> [Goal]:
Please rewrite every one of the rows below with "Patent image size" changed to "Drawing dimensions" and everything else left as it is. Don't include the pictures in your answer.

> [Data lines]:
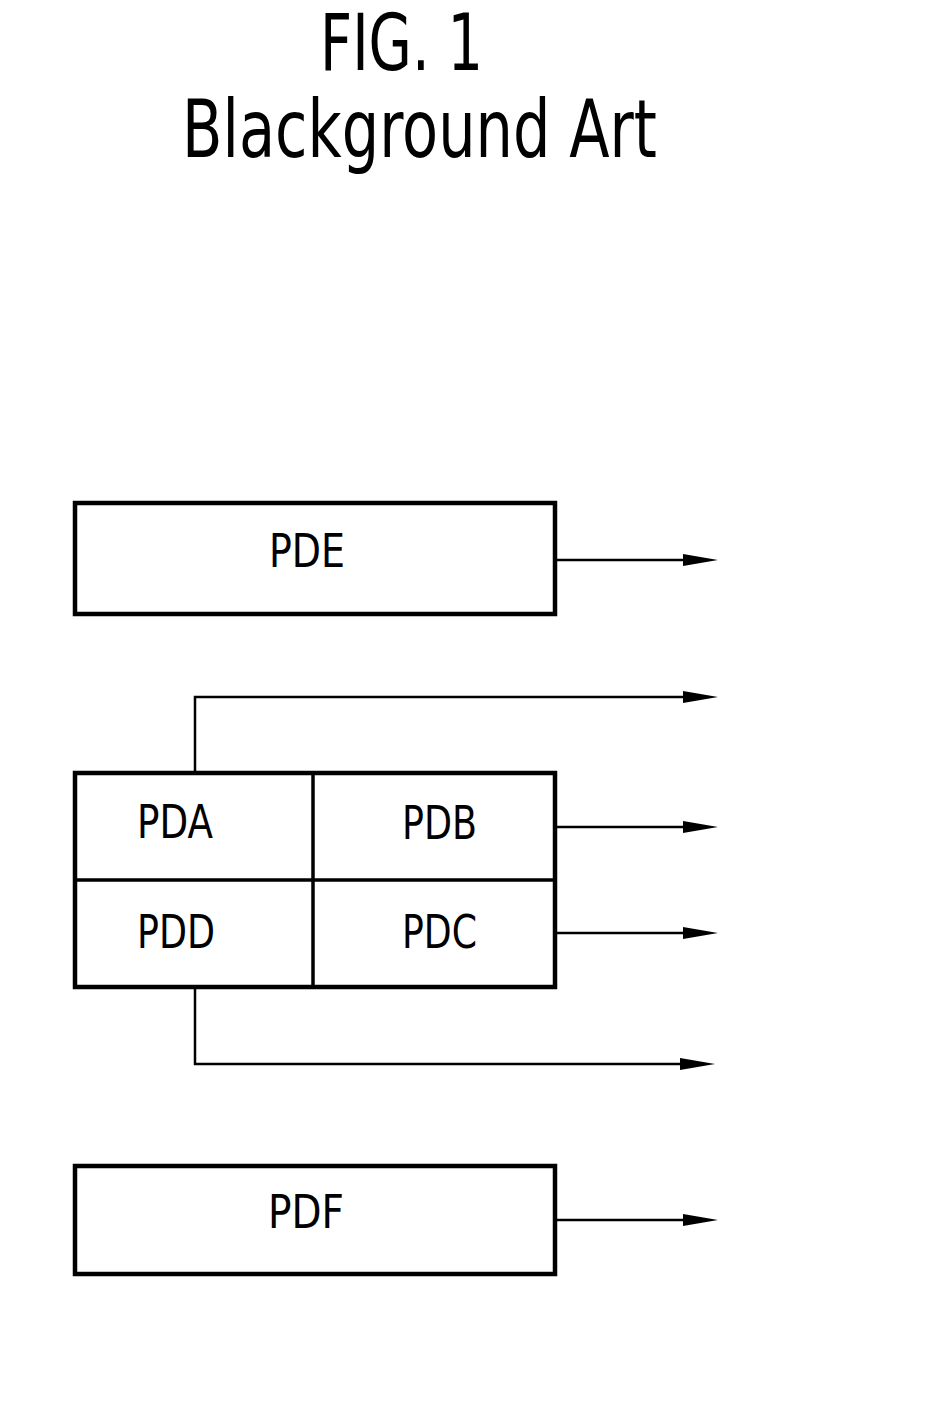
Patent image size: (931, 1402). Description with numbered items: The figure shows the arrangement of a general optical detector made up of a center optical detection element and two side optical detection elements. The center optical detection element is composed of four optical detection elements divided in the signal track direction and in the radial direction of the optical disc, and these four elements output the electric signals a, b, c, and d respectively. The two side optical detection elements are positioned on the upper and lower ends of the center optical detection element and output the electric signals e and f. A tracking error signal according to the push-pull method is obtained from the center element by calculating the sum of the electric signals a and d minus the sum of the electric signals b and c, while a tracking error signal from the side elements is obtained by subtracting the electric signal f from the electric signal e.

The electric signal a is at (483, 716).
The electric signal b is at (664, 832).
The electric signal c is at (662, 930).
The electric signal d is at (484, 1041).
The electric signal e is at (663, 549).
The electric signal f is at (658, 1222).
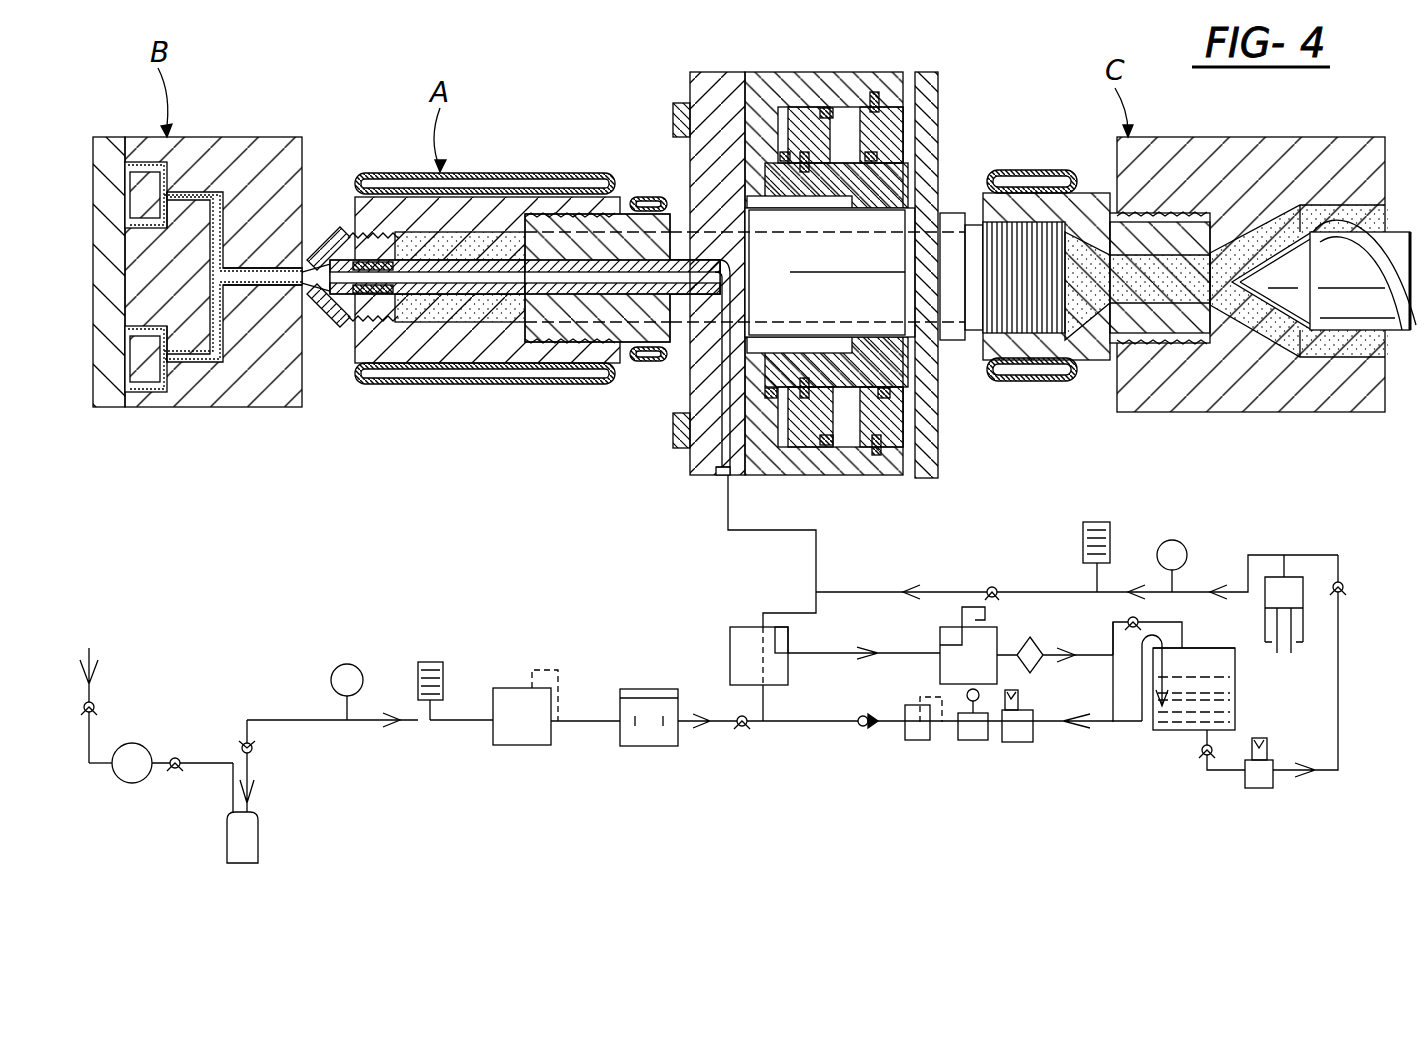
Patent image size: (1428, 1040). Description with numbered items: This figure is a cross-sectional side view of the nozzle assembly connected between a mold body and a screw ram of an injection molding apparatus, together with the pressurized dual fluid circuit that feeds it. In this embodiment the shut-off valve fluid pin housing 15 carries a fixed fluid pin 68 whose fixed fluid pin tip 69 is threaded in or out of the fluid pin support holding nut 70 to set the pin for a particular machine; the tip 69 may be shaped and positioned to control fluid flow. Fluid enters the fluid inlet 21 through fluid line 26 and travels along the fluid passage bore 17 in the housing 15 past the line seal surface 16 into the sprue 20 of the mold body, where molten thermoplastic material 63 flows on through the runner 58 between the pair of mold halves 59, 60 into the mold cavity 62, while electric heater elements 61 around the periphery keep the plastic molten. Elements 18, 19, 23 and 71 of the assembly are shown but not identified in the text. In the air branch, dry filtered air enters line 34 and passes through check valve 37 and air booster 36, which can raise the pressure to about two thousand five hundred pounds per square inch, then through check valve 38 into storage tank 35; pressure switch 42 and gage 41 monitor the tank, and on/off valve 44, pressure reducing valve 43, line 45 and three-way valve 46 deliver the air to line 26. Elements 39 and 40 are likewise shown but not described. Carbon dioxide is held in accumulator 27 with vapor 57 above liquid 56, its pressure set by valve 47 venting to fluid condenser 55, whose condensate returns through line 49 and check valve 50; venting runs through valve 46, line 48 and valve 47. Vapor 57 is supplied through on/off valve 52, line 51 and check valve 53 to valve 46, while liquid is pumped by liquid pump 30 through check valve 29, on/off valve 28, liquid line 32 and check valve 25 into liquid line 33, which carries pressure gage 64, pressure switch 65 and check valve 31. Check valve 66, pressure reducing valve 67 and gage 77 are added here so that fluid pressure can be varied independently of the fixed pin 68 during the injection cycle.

The shut-off valve fluid pin housing 15 is at (478, 295).
The line seal surface 16 is at (338, 247).
The fluid passage bore 17 is at (540, 298).
The actuator housing 18 is at (840, 72).
The end plate 19 is at (940, 112).
The sprue 20 is at (262, 290).
The fluid inlet 21 is at (727, 472).
The nozzle orifice 23 is at (333, 312).
The check valve 25 is at (1345, 592).
The fluid line 26 is at (712, 522).
The accumulator 27 is at (1240, 678).
The air operated solenoid on/off valve 28 is at (1258, 790).
The check valve 29 is at (1200, 752).
The liquid pump 30 is at (1284, 555).
The check valve 31 is at (992, 586).
The liquid line 32 is at (1341, 740).
The liquid line 33 is at (852, 590).
The line 34 is at (95, 688).
The storage tank 35 is at (262, 860).
The air booster 36 is at (135, 784).
The check valve 37 is at (100, 710).
The check valve 38 is at (176, 755).
The valve 39 is at (255, 750).
The line 40 is at (252, 812).
The gage 41 is at (333, 672).
The pressure switch 42 is at (430, 662).
The pressure reducing valve 43 is at (510, 688).
The on/off valve 44 is at (637, 748).
The line 45 is at (740, 716).
The three-way valve 46 is at (730, 648).
The three-way valve 47 is at (940, 645).
The line 48 is at (820, 655).
The line 49 is at (1066, 660).
The check valve 50 is at (1140, 620).
The vapor supply line 51 is at (1138, 680).
The on/off valve 52 is at (1020, 745).
The check valve 53 is at (862, 730).
The fluid condenser 55 is at (1033, 640).
The liquid carbon dioxide 56 is at (1228, 716).
The carbon dioxide vapor 57 is at (1226, 665).
The runner 58 is at (215, 362).
The mold half 59 is at (103, 150).
The mold half 60 is at (212, 137).
The electric heater elements 61 is at (530, 172).
The mold cavity 62 is at (147, 372).
The thermoplastic material 63 is at (262, 262).
The pressure gage 64 is at (1183, 552).
The pressure switch 65 is at (1110, 540).
The check valve 66 is at (742, 730).
The pressure reducing valve 67 is at (915, 742).
The fixed fluid pin 68 is at (378, 310).
The fixed fluid pin tip 69 is at (310, 255).
The fluid pin support holding nut 70 is at (420, 292).
The barrel 71 is at (478, 200).
The gage 77 is at (972, 742).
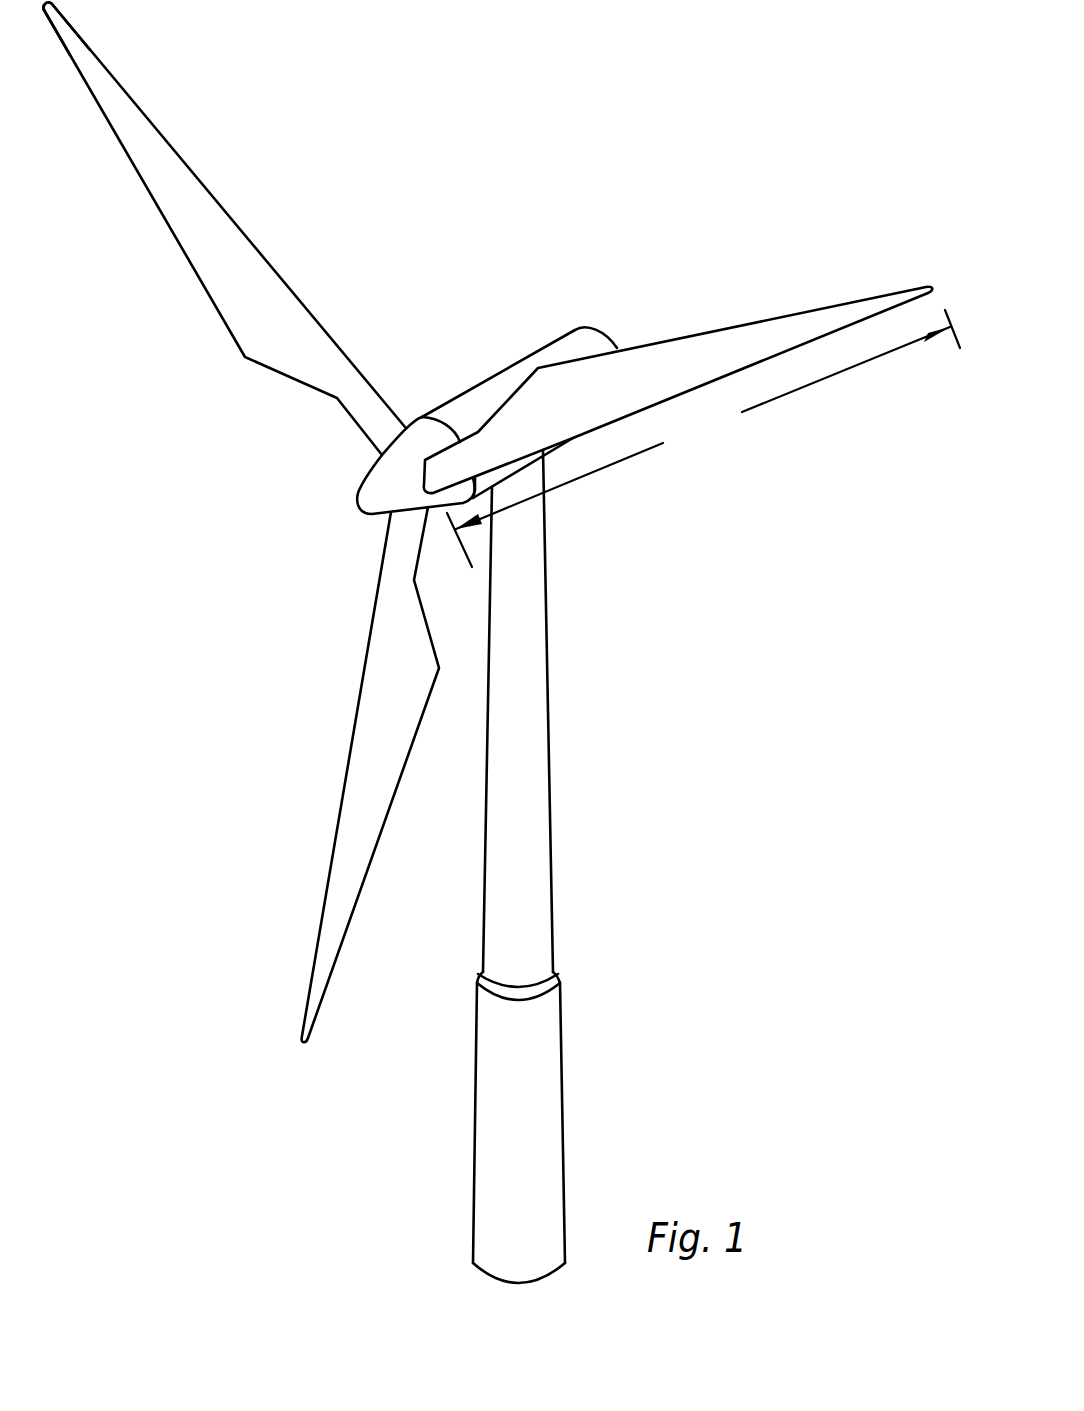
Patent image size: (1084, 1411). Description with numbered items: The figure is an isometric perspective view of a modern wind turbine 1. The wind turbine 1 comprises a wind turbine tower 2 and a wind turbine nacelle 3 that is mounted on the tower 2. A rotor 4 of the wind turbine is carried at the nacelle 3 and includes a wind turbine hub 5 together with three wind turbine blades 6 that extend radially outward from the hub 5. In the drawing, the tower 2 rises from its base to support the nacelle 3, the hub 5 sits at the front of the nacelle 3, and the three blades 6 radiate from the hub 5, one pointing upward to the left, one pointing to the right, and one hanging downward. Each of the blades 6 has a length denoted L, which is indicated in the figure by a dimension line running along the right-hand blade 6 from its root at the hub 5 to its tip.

The wind turbine 1 is at (593, 272).
The wind turbine tower 2 is at (549, 790).
The wind turbine nacelle 3 is at (478, 386).
The rotor 4 is at (105, 62).
The wind turbine hub 5 is at (362, 510).
The wind turbine blades 6 is at (197, 173).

> [Written reply]:
Drawing dimensions: (931, 1402). Description with numbered items: The figure shows the arrangement of a general optical detector made up of a center optical detection element and two side optical detection elements. The center optical detection element is composed of four optical detection elements divided in the signal track direction and in the radial direction of the optical disc, and these four elements output the electric signals a, b, c, and d respectively. The two side optical detection elements are positioned on the upper and lower ends of the center optical detection element and output the electric signals e and f. A tracking error signal according to the push-pull method is obtained from the center element by calculating the sum of the electric signals a and d minus the sum of the electric signals b and c, while a tracking error signal from the side elements is obtained by subtracting the electric signal f from the electric signal e.

The electric signal a is at (483, 716).
The electric signal b is at (664, 832).
The electric signal c is at (662, 930).
The electric signal d is at (484, 1041).
The electric signal e is at (663, 549).
The electric signal f is at (658, 1222).
Drawing dimensions: (1428, 1040). Description with numbered items: This figure is a cross-sectional side view of the nozzle assembly connected between a mold body and a screw ram of an injection molding apparatus, together with the pressurized dual fluid circuit that feeds it. In this embodiment the shut-off valve fluid pin housing 15 carries a fixed fluid pin 68 whose fixed fluid pin tip 69 is threaded in or out of the fluid pin support holding nut 70 to set the pin for a particular machine; the tip 69 may be shaped and positioned to control fluid flow. Fluid enters the fluid inlet 21 through fluid line 26 and travels along the fluid passage bore 17 in the housing 15 past the line seal surface 16 into the sprue 20 of the mold body, where molten thermoplastic material 63 flows on through the runner 58 between the pair of mold halves 59, 60 into the mold cavity 62, while electric heater elements 61 around the periphery keep the plastic molten. Elements 18, 19, 23 and 71 of the assembly are shown but not identified in the text. In the air branch, dry filtered air enters line 34 and passes through check valve 37 and air booster 36, which can raise the pressure to about two thousand five hundred pounds per square inch, then through check valve 38 into storage tank 35; pressure switch 42 and gage 41 monitor the tank, and on/off valve 44, pressure reducing valve 43, line 45 and three-way valve 46 deliver the air to line 26. Elements 39 and 40 are likewise shown but not described. Carbon dioxide is held in accumulator 27 with vapor 57 above liquid 56, its pressure set by valve 47 venting to fluid condenser 55, whose condensate returns through line 49 and check valve 50; venting runs through valve 46, line 48 and valve 47. Vapor 57 is supplied through on/off valve 52, line 51 and check valve 53 to valve 46, while liquid is pumped by liquid pump 30 through check valve 29, on/off valve 28, liquid line 32 and check valve 25 into liquid line 33, which carries pressure gage 64, pressure switch 65 and check valve 31. Check valve 66, pressure reducing valve 67 and gage 77 are added here so that fluid pressure can be varied independently of the fixed pin 68 during the injection cycle.

The shut-off valve fluid pin housing 15 is at (478, 295).
The line seal surface 16 is at (338, 247).
The fluid passage bore 17 is at (540, 298).
The actuator housing 18 is at (840, 72).
The end plate 19 is at (940, 112).
The sprue 20 is at (262, 290).
The fluid inlet 21 is at (727, 472).
The nozzle orifice 23 is at (333, 312).
The check valve 25 is at (1345, 592).
The fluid line 26 is at (712, 522).
The accumulator 27 is at (1240, 678).
The air operated solenoid on/off valve 28 is at (1258, 790).
The check valve 29 is at (1200, 752).
The liquid pump 30 is at (1284, 555).
The check valve 31 is at (992, 586).
The liquid line 32 is at (1341, 740).
The liquid line 33 is at (852, 590).
The line 34 is at (95, 688).
The storage tank 35 is at (262, 860).
The air booster 36 is at (135, 784).
The check valve 37 is at (100, 710).
The check valve 38 is at (176, 755).
The valve 39 is at (255, 750).
The line 40 is at (252, 812).
The gage 41 is at (333, 672).
The pressure switch 42 is at (430, 662).
The pressure reducing valve 43 is at (510, 688).
The on/off valve 44 is at (637, 748).
The line 45 is at (740, 716).
The three-way valve 46 is at (730, 648).
The three-way valve 47 is at (940, 645).
The line 48 is at (820, 655).
The line 49 is at (1066, 660).
The check valve 50 is at (1140, 620).
The vapor supply line 51 is at (1138, 680).
The on/off valve 52 is at (1020, 745).
The check valve 53 is at (862, 730).
The fluid condenser 55 is at (1033, 640).
The liquid carbon dioxide 56 is at (1228, 716).
The carbon dioxide vapor 57 is at (1226, 665).
The runner 58 is at (215, 362).
The mold half 59 is at (103, 150).
The mold half 60 is at (212, 137).
The electric heater elements 61 is at (530, 172).
The mold cavity 62 is at (147, 372).
The thermoplastic material 63 is at (262, 262).
The pressure gage 64 is at (1183, 552).
The pressure switch 65 is at (1110, 540).
The check valve 66 is at (742, 730).
The pressure reducing valve 67 is at (915, 742).
The fixed fluid pin 68 is at (378, 310).
The fixed fluid pin tip 69 is at (310, 255).
The fluid pin support holding nut 70 is at (420, 292).
The barrel 71 is at (478, 200).
The gage 77 is at (972, 742).
Drawing dimensions: (1084, 1411). Description with numbered items: The figure is an isometric perspective view of a modern wind turbine 1. The wind turbine 1 comprises a wind turbine tower 2 and a wind turbine nacelle 3 that is mounted on the tower 2. A rotor 4 of the wind turbine is carried at the nacelle 3 and includes a wind turbine hub 5 together with three wind turbine blades 6 that extend radially outward from the hub 5. In the drawing, the tower 2 rises from its base to support the nacelle 3, the hub 5 sits at the front of the nacelle 3, and the three blades 6 radiate from the hub 5, one pointing upward to the left, one pointing to the right, and one hanging downward. Each of the blades 6 has a length denoted L, which is indicated in the figure by a dimension line running along the right-hand blade 6 from its root at the hub 5 to its tip.

The wind turbine 1 is at (593, 272).
The wind turbine tower 2 is at (549, 790).
The wind turbine nacelle 3 is at (478, 386).
The rotor 4 is at (105, 62).
The wind turbine hub 5 is at (362, 510).
The wind turbine blades 6 is at (197, 173).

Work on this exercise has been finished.